What this task involves → Write out the following lines exactly as they appear, from the first to the last.

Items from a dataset
- - - - - - -
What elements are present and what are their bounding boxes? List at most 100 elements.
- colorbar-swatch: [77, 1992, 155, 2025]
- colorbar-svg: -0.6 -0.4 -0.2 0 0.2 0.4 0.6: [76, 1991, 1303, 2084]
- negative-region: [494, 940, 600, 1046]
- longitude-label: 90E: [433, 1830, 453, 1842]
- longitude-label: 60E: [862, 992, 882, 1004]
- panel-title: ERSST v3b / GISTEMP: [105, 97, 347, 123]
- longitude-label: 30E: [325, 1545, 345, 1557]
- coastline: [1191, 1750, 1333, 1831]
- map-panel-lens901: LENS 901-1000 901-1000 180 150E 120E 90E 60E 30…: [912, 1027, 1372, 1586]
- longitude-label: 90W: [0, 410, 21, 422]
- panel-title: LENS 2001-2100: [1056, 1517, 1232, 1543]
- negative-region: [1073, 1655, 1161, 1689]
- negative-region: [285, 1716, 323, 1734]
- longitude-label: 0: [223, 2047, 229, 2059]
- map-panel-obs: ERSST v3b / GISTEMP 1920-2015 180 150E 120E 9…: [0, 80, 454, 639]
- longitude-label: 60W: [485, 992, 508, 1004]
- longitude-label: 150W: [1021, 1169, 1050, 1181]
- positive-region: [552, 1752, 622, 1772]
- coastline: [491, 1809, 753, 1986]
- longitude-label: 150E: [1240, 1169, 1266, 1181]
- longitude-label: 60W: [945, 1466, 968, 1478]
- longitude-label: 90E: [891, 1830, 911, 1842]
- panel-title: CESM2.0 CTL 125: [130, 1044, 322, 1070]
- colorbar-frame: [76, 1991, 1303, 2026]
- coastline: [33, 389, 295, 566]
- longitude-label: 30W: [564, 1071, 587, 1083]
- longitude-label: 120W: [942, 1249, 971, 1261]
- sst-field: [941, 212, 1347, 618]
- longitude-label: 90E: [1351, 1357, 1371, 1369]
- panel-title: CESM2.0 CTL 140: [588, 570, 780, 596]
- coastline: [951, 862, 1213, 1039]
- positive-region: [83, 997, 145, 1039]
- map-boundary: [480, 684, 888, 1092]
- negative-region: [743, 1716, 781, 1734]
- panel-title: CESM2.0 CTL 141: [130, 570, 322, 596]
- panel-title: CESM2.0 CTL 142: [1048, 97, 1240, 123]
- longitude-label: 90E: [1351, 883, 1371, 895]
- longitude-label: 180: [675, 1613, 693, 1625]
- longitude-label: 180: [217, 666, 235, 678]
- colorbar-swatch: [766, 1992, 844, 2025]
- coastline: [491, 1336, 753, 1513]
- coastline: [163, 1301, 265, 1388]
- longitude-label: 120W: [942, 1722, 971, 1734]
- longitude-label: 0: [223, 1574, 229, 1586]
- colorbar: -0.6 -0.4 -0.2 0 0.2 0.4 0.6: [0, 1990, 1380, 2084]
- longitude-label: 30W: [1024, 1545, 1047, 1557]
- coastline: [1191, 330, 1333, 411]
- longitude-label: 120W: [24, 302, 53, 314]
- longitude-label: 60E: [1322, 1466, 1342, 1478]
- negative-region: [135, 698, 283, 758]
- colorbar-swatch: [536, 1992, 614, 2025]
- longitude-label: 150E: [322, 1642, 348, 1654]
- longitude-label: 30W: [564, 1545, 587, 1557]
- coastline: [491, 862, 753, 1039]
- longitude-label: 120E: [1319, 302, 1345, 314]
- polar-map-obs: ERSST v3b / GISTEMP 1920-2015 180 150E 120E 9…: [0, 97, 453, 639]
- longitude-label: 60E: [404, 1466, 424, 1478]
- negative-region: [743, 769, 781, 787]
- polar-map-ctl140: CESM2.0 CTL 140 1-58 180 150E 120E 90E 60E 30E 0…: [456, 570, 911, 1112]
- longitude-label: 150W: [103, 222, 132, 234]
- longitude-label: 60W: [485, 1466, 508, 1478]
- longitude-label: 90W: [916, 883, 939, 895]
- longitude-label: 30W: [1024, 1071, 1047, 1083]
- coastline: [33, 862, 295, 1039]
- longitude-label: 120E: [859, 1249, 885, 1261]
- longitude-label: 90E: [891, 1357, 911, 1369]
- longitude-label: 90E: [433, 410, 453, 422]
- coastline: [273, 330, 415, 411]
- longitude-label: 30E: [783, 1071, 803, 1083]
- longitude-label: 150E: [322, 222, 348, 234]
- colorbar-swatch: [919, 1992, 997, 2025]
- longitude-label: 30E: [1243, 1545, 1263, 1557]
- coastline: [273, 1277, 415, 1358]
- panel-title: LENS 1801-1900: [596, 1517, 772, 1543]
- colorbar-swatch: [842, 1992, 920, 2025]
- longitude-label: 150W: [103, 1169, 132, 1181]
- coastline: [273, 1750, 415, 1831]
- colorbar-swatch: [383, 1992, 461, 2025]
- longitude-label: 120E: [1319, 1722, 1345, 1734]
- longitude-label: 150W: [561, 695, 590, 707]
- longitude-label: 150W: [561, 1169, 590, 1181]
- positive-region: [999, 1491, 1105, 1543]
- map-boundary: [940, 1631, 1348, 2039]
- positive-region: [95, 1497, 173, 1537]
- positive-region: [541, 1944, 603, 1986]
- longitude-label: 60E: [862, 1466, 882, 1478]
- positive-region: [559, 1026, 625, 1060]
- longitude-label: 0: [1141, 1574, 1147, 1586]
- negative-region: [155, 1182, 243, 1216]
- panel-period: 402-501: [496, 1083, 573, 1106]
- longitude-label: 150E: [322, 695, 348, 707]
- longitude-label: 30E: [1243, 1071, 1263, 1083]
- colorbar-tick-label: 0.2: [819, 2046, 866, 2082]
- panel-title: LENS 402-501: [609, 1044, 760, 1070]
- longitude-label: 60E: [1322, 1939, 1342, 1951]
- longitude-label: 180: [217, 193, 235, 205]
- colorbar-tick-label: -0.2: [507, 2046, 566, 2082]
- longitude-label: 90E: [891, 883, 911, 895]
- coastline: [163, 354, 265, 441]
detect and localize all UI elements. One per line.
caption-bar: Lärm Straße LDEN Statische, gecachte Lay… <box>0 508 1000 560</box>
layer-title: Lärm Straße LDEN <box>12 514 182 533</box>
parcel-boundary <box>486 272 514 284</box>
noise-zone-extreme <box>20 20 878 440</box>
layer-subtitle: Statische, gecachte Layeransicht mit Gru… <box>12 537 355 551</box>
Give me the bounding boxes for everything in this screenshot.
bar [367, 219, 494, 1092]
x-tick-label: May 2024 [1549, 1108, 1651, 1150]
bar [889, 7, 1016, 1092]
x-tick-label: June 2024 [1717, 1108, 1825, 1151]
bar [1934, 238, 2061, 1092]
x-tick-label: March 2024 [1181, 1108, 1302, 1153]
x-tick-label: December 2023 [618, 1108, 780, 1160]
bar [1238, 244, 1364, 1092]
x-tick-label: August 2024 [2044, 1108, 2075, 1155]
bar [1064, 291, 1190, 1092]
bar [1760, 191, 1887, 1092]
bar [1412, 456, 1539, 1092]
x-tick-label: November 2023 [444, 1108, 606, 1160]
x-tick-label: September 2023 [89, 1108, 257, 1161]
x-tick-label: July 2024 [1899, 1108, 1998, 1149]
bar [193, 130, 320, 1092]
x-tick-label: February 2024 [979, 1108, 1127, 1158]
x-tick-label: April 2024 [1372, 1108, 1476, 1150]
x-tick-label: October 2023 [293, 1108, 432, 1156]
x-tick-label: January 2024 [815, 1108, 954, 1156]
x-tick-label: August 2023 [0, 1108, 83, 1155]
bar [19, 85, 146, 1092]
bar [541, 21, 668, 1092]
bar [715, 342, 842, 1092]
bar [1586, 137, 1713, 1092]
- - - - - - -
Response to this exercise →
What elements are present and what are their bounding boxes? List at most 100 elements.
- colorbar-swatch: [77, 1992, 155, 2025]
- colorbar-svg: -0.6 -0.4 -0.2 0 0.2 0.4 0.6: [76, 1991, 1303, 2084]
- negative-region: [494, 940, 600, 1046]
- longitude-label: 90E: [433, 1830, 453, 1842]
- longitude-label: 60E: [862, 992, 882, 1004]
- panel-title: ERSST v3b / GISTEMP: [105, 97, 347, 123]
- longitude-label: 30E: [325, 1545, 345, 1557]
- coastline: [1191, 1750, 1333, 1831]
- map-panel-lens901: LENS 901-1000 901-1000 180 150E 120E 90E 60E 30…: [912, 1027, 1372, 1586]
- longitude-label: 90W: [0, 410, 21, 422]
- panel-title: LENS 2001-2100: [1056, 1517, 1232, 1543]
- negative-region: [1073, 1655, 1161, 1689]
- negative-region: [285, 1716, 323, 1734]
- longitude-label: 0: [223, 2047, 229, 2059]
- map-panel-obs: ERSST v3b / GISTEMP 1920-2015 180 150E 120E 9…: [0, 80, 454, 639]
- longitude-label: 60W: [485, 992, 508, 1004]
- longitude-label: 150W: [1021, 1169, 1050, 1181]
- positive-region: [552, 1752, 622, 1772]
- coastline: [491, 1809, 753, 1986]
- longitude-label: 150E: [1240, 1169, 1266, 1181]
- longitude-label: 60W: [945, 1466, 968, 1478]
- longitude-label: 90E: [891, 1830, 911, 1842]
- panel-title: CESM2.0 CTL 125: [130, 1044, 322, 1070]
- colorbar-frame: [76, 1991, 1303, 2026]
- coastline: [33, 389, 295, 566]
- longitude-label: 30W: [564, 1071, 587, 1083]
- longitude-label: 120W: [942, 1249, 971, 1261]
- sst-field: [941, 212, 1347, 618]
- longitude-label: 90E: [1351, 1357, 1371, 1369]
- panel-title: CESM2.0 CTL 140: [588, 570, 780, 596]
- coastline: [951, 862, 1213, 1039]
- positive-region: [83, 997, 145, 1039]
- map-boundary: [480, 684, 888, 1092]
- negative-region: [743, 1716, 781, 1734]
- panel-title: CESM2.0 CTL 141: [130, 570, 322, 596]
- panel-title: CESM2.0 CTL 142: [1048, 97, 1240, 123]
- longitude-label: 90E: [1351, 883, 1371, 895]
- longitude-label: 180: [675, 1613, 693, 1625]
- longitude-label: 180: [217, 666, 235, 678]
- colorbar-swatch: [766, 1992, 844, 2025]
- coastline: [491, 1336, 753, 1513]
- coastline: [163, 1301, 265, 1388]
- longitude-label: 120W: [942, 1722, 971, 1734]
- longitude-label: 0: [223, 1574, 229, 1586]
- colorbar: -0.6 -0.4 -0.2 0 0.2 0.4 0.6: [0, 1990, 1380, 2084]
- longitude-label: 30W: [1024, 1545, 1047, 1557]
- coastline: [1191, 330, 1333, 411]
- longitude-label: 120W: [24, 302, 53, 314]
- longitude-label: 60E: [1322, 1466, 1342, 1478]
- negative-region: [135, 698, 283, 758]
- colorbar-swatch: [536, 1992, 614, 2025]
- longitude-label: 150E: [322, 1642, 348, 1654]
- longitude-label: 30W: [564, 1545, 587, 1557]
- coastline: [491, 862, 753, 1039]
- longitude-label: 120E: [1319, 302, 1345, 314]
- polar-map-obs: ERSST v3b / GISTEMP 1920-2015 180 150E 120E 9…: [0, 97, 453, 639]
- longitude-label: 60E: [404, 1466, 424, 1478]
- negative-region: [743, 769, 781, 787]
- polar-map-ctl140: CESM2.0 CTL 140 1-58 180 150E 120E 90E 60E 30E 0…: [456, 570, 911, 1112]
- longitude-label: 150W: [103, 222, 132, 234]
- longitude-label: 60W: [485, 1466, 508, 1478]
- longitude-label: 90W: [916, 883, 939, 895]
- longitude-label: 30W: [1024, 1071, 1047, 1083]
- coastline: [33, 862, 295, 1039]
- longitude-label: 120E: [859, 1249, 885, 1261]
- longitude-label: 90E: [891, 1357, 911, 1369]
- longitude-label: 90E: [433, 410, 453, 422]
- coastline: [273, 330, 415, 411]
- longitude-label: 30E: [783, 1071, 803, 1083]
- longitude-label: 150E: [322, 222, 348, 234]
- colorbar-swatch: [919, 1992, 997, 2025]
- longitude-label: 30E: [1243, 1545, 1263, 1557]
- coastline: [273, 1277, 415, 1358]
- panel-title: LENS 1801-1900: [596, 1517, 772, 1543]
- colorbar-swatch: [842, 1992, 920, 2025]
- longitude-label: 150W: [103, 1169, 132, 1181]
- coastline: [273, 1750, 415, 1831]
- colorbar-swatch: [383, 1992, 461, 2025]
- longitude-label: 120E: [1319, 1722, 1345, 1734]
- longitude-label: 150W: [561, 695, 590, 707]
- longitude-label: 150W: [561, 1169, 590, 1181]
- positive-region: [999, 1491, 1105, 1543]
- map-boundary: [940, 1631, 1348, 2039]
- positive-region: [95, 1497, 173, 1537]
- positive-region: [541, 1944, 603, 1986]
- longitude-label: 60E: [862, 1466, 882, 1478]
- positive-region: [559, 1026, 625, 1060]
- longitude-label: 0: [1141, 1574, 1147, 1586]
- negative-region: [155, 1182, 243, 1216]
- panel-period: 402-501: [496, 1083, 573, 1106]
- longitude-label: 150E: [322, 695, 348, 707]
- longitude-label: 30E: [1243, 1071, 1263, 1083]
- colorbar-tick-label: 0.2: [819, 2046, 866, 2082]
- panel-title: LENS 402-501: [609, 1044, 760, 1070]
- longitude-label: 60E: [1322, 1939, 1342, 1951]
- longitude-label: 180: [217, 193, 235, 205]
- colorbar-tick-label: -0.2: [507, 2046, 566, 2082]
- longitude-label: 90E: [891, 883, 911, 895]
- coastline: [163, 354, 265, 441]
detect and localize all UI elements. One per line.
caption-bar: Lärm Straße LDEN Statische, gecachte Lay… <box>0 508 1000 560</box>
layer-title: Lärm Straße LDEN <box>12 514 182 533</box>
parcel-boundary <box>486 272 514 284</box>
noise-zone-extreme <box>20 20 878 440</box>
layer-subtitle: Statische, gecachte Layeransicht mit Gru… <box>12 537 355 551</box>
Give me the bounding boxes for everything in this screenshot.
bar [367, 219, 494, 1092]
x-tick-label: May 2024 [1549, 1108, 1651, 1150]
bar [889, 7, 1016, 1092]
x-tick-label: June 2024 [1717, 1108, 1825, 1151]
bar [1934, 238, 2061, 1092]
x-tick-label: March 2024 [1181, 1108, 1302, 1153]
x-tick-label: December 2023 [618, 1108, 780, 1160]
bar [1238, 244, 1364, 1092]
x-tick-label: August 2024 [2044, 1108, 2075, 1155]
bar [1064, 291, 1190, 1092]
bar [1760, 191, 1887, 1092]
bar [1412, 456, 1539, 1092]
x-tick-label: November 2023 [444, 1108, 606, 1160]
x-tick-label: September 2023 [89, 1108, 257, 1161]
x-tick-label: July 2024 [1899, 1108, 1998, 1149]
bar [193, 130, 320, 1092]
x-tick-label: February 2024 [979, 1108, 1127, 1158]
x-tick-label: April 2024 [1372, 1108, 1476, 1150]
x-tick-label: October 2023 [293, 1108, 432, 1156]
x-tick-label: January 2024 [815, 1108, 954, 1156]
x-tick-label: August 2023 [0, 1108, 83, 1155]
bar [19, 85, 146, 1092]
bar [541, 21, 668, 1092]
bar [715, 342, 842, 1092]
bar [1586, 137, 1713, 1092]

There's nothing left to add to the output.